▶ Yang Harus Dikerjakan:
1. Menurut kutipan tentang tanda-tanda isim, berapa bentuk perubahan yang dapat terjadi pada isim?
2. Periksa apakah pernyataan (a), (b), dan (c) di bawah ini sesuai dengan kutipan tentang tanda-tanda isim. Jawab ya atau tidak untuk masing-masing, disertai kutipan kata-kata penentunya.
(a) Kelompok tanda yang dibahas merupakan kelompok ketiga.
(b) Perubahan bentuk yang dibahas juga dapat ditemukan pada kata selain isim.
(c) Bentuk perubahan pertama yang disebutkan adalah taksīr.

▶ Kutipan yang Diberikan:
Mengenal 30 Tanda-tanda Isim (Kata Benda dalam Bahasa Arab) [Bagian Ketiga]

tanda-tanda isim

30 Tanda Isim

Kelompok selanjutnya atau kelompok ketiga dari tanda-tanda kata benda dalam bahasa Arab adalah kelompok tanda yang terdapat atau terjadi pada keseluruhan suatu kata benda. Tanda ini berkenaan dengan perubahan bentuk yang hanya dapat terjadi pada isim dan tidak dapat ditemukan dalam kata lainnya. Terdapat 5 (lima) bentuk perubahan yang dapat terjadi pada isim yang penjelasannya adalah sebagai berikut.

 

1.      Taksīr (التكسير)

▶ Data Terekam:
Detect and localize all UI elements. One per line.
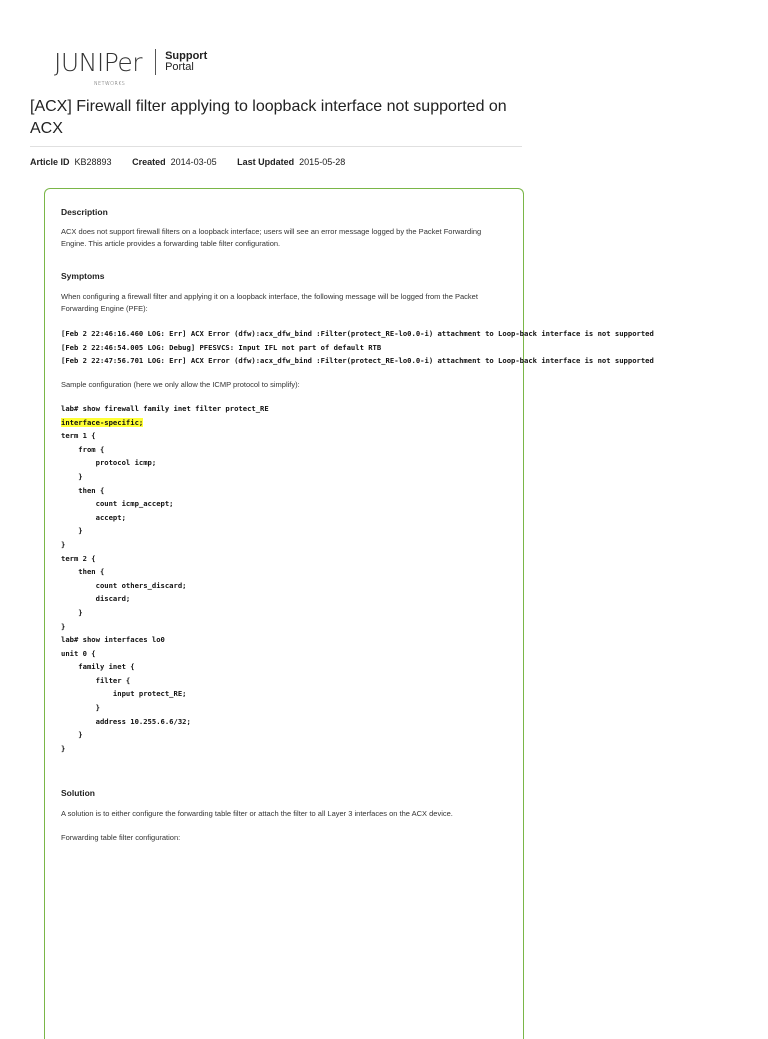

▶ Jawaban Tugas:
1. Lima bentuk perubahan.

2.
(a) Ya: "kelompok ketiga dari tanda-tanda kata benda dalam bahasa Arab".
(b) Tidak: "hanya dapat terjadi pada isim dan tidak dapat ditemukan dalam kata lainnya".
(c) Ya: "1.      Taksīr (التكسير)".